### Aim of the task
Extract every line from the records below that contains the word "note".

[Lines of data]

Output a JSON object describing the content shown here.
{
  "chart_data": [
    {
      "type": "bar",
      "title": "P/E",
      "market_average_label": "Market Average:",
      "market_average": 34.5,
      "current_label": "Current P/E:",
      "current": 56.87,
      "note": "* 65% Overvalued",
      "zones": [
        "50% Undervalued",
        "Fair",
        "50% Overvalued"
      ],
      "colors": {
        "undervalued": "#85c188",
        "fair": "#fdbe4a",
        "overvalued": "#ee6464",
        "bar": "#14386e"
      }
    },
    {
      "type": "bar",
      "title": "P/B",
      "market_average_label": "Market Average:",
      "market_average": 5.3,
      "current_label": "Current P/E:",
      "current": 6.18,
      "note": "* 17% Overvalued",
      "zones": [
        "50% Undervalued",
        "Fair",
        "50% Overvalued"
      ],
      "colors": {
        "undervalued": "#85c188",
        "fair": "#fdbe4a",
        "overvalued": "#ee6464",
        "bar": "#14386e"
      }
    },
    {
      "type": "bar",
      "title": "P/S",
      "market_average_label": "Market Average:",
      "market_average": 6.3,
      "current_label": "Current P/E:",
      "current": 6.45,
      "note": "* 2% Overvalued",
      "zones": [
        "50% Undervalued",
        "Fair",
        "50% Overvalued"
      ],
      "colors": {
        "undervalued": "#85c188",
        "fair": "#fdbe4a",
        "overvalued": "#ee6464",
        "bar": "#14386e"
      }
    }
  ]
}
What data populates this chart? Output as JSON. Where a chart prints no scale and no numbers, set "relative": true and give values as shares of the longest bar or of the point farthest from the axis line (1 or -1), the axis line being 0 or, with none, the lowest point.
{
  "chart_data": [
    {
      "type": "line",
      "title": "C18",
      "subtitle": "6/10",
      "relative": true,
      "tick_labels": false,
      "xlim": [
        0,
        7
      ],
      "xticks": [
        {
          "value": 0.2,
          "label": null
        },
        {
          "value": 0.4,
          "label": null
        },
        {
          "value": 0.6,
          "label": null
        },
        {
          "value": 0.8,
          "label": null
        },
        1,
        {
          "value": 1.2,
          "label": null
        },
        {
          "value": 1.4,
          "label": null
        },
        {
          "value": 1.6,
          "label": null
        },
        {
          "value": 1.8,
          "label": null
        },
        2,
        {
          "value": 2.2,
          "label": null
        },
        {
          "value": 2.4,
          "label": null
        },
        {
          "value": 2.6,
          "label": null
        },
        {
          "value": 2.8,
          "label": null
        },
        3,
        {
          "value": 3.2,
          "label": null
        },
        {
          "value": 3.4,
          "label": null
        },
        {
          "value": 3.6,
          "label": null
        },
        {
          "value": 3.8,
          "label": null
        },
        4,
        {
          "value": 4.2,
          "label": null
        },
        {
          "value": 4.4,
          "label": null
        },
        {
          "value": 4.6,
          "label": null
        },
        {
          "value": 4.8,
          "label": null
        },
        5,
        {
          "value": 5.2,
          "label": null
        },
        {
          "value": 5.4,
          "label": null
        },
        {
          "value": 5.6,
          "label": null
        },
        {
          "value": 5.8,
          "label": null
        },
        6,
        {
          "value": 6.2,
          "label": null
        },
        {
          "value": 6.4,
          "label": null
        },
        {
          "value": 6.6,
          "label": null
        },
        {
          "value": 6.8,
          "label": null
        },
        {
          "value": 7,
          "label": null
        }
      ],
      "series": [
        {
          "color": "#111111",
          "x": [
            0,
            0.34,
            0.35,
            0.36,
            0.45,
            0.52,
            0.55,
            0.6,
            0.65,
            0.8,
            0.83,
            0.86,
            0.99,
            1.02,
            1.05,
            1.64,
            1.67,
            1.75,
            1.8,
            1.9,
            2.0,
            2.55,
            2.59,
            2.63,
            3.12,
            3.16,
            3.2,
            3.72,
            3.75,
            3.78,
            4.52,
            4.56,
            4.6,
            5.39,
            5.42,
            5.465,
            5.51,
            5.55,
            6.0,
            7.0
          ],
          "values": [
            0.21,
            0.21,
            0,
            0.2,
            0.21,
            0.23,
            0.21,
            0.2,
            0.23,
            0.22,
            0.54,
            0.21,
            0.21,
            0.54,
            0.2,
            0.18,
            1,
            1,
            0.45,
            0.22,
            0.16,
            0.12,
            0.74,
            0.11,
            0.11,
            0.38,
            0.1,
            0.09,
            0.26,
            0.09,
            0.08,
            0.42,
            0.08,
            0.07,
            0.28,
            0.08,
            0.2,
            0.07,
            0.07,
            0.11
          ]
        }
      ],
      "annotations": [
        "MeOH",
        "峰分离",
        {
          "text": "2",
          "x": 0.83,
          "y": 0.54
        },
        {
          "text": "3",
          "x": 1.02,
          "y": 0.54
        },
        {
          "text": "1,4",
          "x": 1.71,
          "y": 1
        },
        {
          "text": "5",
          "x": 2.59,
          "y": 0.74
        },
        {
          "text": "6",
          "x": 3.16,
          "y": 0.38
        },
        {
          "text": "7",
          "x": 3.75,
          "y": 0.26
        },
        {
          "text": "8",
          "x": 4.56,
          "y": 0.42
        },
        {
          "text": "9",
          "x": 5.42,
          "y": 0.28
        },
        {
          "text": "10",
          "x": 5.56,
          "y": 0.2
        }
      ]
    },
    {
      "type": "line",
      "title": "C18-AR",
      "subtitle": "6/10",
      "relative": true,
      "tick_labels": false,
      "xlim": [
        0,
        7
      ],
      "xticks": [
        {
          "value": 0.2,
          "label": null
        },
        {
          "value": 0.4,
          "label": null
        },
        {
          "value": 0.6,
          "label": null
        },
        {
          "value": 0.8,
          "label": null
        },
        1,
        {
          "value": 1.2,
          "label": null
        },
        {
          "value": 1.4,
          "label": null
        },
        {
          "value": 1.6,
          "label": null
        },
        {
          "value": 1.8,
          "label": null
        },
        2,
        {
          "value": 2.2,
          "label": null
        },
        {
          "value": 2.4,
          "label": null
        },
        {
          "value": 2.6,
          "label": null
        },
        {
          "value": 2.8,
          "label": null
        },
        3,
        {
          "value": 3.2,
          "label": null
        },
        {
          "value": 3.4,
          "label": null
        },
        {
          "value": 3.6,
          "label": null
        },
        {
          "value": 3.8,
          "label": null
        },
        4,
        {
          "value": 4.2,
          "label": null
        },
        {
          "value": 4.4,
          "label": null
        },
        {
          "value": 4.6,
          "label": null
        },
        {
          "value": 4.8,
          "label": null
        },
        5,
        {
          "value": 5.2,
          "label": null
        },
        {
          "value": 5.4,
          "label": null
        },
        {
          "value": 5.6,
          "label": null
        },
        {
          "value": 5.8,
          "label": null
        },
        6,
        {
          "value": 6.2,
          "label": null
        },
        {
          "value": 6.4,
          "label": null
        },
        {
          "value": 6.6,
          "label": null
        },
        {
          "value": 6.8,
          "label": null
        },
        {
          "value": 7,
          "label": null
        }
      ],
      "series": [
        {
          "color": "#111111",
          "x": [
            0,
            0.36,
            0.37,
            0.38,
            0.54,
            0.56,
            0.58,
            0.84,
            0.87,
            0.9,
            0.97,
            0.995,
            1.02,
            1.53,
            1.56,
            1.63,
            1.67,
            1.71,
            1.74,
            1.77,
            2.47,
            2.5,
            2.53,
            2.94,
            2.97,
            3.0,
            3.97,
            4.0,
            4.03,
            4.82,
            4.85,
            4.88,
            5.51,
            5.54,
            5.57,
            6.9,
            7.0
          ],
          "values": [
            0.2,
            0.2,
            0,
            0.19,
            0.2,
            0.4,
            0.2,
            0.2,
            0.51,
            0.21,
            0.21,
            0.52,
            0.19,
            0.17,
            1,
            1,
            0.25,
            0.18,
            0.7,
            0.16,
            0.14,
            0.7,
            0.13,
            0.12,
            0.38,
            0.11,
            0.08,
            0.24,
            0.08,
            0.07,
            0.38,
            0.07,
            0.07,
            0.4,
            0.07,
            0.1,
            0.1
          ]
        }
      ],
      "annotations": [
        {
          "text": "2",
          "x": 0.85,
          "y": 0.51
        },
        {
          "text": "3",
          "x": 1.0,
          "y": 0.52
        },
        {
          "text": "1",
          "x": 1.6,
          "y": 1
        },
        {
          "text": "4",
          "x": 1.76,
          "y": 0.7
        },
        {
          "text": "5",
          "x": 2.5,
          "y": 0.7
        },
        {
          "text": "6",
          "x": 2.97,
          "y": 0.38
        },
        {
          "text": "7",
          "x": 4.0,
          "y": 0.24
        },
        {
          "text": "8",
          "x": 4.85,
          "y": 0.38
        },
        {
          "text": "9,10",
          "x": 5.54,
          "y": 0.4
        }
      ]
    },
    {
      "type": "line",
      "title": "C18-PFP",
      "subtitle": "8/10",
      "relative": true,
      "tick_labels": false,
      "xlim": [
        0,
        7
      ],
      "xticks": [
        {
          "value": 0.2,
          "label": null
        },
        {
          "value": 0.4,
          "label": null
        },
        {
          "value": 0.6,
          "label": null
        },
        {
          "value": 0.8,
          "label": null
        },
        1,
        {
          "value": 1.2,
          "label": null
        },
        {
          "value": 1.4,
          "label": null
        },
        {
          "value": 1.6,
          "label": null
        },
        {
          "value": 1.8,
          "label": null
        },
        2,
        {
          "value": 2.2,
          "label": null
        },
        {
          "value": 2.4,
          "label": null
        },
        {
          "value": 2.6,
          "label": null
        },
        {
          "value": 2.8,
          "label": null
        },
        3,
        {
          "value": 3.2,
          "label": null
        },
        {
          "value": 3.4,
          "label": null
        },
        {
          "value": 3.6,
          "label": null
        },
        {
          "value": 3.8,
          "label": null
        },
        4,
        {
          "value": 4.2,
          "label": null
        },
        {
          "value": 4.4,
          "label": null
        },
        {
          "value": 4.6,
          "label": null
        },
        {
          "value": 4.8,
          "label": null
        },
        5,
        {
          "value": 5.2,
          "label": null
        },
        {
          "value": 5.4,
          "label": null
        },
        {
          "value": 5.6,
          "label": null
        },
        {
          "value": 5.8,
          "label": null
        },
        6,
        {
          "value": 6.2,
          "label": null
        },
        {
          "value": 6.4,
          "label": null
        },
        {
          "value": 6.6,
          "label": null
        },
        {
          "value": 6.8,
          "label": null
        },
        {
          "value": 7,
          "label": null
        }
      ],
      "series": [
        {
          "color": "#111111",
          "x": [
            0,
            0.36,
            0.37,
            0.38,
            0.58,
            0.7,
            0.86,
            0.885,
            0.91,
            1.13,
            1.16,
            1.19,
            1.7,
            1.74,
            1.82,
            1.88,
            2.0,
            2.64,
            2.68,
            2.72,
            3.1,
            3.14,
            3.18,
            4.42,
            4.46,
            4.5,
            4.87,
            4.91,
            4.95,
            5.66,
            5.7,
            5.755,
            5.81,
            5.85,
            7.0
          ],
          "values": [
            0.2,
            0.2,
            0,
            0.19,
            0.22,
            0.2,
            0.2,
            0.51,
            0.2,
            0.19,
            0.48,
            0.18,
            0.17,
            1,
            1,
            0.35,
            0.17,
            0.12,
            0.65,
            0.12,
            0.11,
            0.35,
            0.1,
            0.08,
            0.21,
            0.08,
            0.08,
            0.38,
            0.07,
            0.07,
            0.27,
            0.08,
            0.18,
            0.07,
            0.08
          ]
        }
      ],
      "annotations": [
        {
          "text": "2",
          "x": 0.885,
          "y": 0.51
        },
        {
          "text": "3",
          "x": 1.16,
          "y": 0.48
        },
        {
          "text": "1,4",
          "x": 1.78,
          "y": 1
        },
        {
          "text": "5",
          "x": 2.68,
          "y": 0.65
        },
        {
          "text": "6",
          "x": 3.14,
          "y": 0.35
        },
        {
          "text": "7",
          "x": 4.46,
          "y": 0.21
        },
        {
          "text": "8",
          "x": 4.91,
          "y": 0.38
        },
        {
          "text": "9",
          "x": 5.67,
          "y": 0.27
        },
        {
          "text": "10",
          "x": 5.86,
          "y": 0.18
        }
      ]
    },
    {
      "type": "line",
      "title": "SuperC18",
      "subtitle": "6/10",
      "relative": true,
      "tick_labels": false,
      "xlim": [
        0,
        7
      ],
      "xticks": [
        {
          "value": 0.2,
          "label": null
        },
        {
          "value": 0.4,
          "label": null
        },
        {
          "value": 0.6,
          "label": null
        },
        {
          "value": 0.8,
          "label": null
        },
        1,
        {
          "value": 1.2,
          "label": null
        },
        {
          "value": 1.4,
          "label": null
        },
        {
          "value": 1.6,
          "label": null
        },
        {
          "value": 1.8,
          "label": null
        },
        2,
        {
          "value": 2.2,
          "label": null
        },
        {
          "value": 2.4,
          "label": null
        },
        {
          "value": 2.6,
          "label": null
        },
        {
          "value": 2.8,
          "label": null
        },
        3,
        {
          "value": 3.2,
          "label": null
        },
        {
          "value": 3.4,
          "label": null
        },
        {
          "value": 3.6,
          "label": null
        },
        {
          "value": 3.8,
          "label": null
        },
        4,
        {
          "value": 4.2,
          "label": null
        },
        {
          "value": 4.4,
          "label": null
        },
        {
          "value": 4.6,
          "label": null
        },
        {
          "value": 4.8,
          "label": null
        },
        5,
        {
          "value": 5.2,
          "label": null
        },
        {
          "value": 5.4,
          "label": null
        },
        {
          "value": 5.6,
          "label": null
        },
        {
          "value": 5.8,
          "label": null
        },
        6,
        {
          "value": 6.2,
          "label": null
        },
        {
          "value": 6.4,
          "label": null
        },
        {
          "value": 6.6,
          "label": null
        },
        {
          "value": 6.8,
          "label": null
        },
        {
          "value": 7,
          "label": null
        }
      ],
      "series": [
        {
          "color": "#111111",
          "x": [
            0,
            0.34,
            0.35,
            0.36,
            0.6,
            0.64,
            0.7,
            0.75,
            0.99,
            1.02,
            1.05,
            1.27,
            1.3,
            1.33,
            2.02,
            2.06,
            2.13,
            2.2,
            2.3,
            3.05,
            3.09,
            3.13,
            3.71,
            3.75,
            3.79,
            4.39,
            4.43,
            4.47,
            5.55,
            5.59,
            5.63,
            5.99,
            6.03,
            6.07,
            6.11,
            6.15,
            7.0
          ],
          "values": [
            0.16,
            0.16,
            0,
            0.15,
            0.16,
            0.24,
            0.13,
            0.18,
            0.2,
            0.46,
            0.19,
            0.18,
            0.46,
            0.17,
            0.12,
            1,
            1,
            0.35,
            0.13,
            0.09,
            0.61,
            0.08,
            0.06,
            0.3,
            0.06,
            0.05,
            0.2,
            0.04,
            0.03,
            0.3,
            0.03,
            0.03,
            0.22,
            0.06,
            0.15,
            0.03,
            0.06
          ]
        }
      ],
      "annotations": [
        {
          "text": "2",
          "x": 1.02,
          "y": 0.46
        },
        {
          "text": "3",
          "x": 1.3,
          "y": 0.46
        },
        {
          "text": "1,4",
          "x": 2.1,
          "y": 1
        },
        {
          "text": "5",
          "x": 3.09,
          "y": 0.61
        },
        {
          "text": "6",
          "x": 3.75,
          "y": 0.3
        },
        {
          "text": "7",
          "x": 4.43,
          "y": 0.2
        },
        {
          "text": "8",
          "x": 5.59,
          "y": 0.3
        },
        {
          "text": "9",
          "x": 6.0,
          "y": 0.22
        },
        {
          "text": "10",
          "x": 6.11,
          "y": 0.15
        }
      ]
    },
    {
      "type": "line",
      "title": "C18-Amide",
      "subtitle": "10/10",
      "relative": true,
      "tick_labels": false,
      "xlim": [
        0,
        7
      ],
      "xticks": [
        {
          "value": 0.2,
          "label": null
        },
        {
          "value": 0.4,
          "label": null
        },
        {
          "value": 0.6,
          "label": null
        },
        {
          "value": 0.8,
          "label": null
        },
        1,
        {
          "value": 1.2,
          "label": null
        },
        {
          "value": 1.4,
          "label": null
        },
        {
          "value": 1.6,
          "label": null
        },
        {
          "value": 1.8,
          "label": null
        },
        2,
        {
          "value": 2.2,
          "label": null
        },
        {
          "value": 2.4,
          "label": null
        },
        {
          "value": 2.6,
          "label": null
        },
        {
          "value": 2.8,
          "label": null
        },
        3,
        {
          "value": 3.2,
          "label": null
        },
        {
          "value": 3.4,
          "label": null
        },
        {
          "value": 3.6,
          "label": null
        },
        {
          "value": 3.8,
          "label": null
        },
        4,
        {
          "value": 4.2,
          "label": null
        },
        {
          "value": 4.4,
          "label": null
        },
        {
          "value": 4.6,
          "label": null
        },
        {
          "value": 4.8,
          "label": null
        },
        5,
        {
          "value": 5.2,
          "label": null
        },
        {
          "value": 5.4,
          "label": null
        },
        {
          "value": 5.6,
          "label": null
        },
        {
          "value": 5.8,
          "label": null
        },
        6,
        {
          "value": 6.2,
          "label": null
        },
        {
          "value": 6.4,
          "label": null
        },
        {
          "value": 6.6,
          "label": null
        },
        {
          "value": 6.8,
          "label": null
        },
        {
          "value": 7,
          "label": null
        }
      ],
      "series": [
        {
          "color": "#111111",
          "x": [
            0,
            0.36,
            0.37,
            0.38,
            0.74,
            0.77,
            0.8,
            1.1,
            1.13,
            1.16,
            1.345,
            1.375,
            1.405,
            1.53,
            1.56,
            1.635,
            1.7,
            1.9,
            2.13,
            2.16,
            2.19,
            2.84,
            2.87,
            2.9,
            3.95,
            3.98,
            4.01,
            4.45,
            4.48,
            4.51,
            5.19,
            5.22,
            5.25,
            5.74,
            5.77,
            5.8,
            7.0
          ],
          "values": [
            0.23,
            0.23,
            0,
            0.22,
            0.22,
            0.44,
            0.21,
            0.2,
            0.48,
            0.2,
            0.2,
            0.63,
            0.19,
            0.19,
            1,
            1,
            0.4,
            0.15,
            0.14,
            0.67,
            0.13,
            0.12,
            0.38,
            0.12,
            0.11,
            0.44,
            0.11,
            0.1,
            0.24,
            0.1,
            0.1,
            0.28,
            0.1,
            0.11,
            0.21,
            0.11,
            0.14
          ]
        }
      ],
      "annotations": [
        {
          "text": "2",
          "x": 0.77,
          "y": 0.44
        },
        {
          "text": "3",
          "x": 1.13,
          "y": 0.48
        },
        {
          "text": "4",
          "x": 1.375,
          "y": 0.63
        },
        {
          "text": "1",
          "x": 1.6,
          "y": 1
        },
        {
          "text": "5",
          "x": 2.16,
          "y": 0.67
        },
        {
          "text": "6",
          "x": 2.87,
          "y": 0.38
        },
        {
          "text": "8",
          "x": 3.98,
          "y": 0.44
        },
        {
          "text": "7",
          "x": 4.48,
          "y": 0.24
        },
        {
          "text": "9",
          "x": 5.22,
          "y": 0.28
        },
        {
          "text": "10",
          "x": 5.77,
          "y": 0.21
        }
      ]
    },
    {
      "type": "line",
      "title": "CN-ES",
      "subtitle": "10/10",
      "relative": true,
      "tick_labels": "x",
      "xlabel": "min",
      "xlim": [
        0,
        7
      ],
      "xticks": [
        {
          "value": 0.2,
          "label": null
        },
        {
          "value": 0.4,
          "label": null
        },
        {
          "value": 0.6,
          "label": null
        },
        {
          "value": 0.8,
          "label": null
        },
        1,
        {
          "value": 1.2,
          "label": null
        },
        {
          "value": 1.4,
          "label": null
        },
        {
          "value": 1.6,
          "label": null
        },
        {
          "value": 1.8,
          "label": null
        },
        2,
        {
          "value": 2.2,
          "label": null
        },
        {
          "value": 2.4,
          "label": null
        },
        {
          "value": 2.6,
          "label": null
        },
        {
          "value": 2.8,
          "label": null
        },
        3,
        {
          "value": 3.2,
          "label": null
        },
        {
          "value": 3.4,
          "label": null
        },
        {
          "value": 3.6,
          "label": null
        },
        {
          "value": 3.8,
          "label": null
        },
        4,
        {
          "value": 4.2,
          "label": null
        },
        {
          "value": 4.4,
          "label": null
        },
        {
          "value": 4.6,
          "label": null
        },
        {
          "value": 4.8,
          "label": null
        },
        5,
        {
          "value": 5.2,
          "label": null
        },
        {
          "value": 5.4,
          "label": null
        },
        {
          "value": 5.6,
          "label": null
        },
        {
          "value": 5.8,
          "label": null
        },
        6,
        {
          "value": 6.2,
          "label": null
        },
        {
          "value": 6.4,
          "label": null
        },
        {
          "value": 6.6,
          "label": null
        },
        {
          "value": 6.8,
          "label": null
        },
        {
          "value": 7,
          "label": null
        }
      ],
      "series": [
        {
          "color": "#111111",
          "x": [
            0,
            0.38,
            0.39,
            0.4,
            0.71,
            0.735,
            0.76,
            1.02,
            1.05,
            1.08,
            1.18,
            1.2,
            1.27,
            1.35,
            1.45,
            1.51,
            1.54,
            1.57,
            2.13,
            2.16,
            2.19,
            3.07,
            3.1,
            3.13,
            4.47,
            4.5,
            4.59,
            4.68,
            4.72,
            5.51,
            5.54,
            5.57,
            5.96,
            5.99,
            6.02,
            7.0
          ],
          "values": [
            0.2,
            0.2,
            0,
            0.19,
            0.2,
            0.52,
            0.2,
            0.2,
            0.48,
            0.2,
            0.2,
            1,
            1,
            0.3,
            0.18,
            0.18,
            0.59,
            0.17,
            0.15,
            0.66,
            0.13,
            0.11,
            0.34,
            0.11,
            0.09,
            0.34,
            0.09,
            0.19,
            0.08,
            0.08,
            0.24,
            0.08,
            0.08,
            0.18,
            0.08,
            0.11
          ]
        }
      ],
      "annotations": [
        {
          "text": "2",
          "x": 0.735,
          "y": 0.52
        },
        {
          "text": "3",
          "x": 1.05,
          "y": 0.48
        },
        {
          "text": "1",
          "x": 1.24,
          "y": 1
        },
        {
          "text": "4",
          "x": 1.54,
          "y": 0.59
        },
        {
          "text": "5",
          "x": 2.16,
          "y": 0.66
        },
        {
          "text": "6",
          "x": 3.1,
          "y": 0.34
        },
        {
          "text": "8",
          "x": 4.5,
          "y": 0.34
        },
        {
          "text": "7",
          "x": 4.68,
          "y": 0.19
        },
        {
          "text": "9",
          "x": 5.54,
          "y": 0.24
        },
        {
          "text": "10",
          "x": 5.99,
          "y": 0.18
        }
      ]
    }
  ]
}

### Solution
      "note": "* 65% Overvalued",
      "note": "* 17% Overvalued",
      "note": "* 2% Overvalued",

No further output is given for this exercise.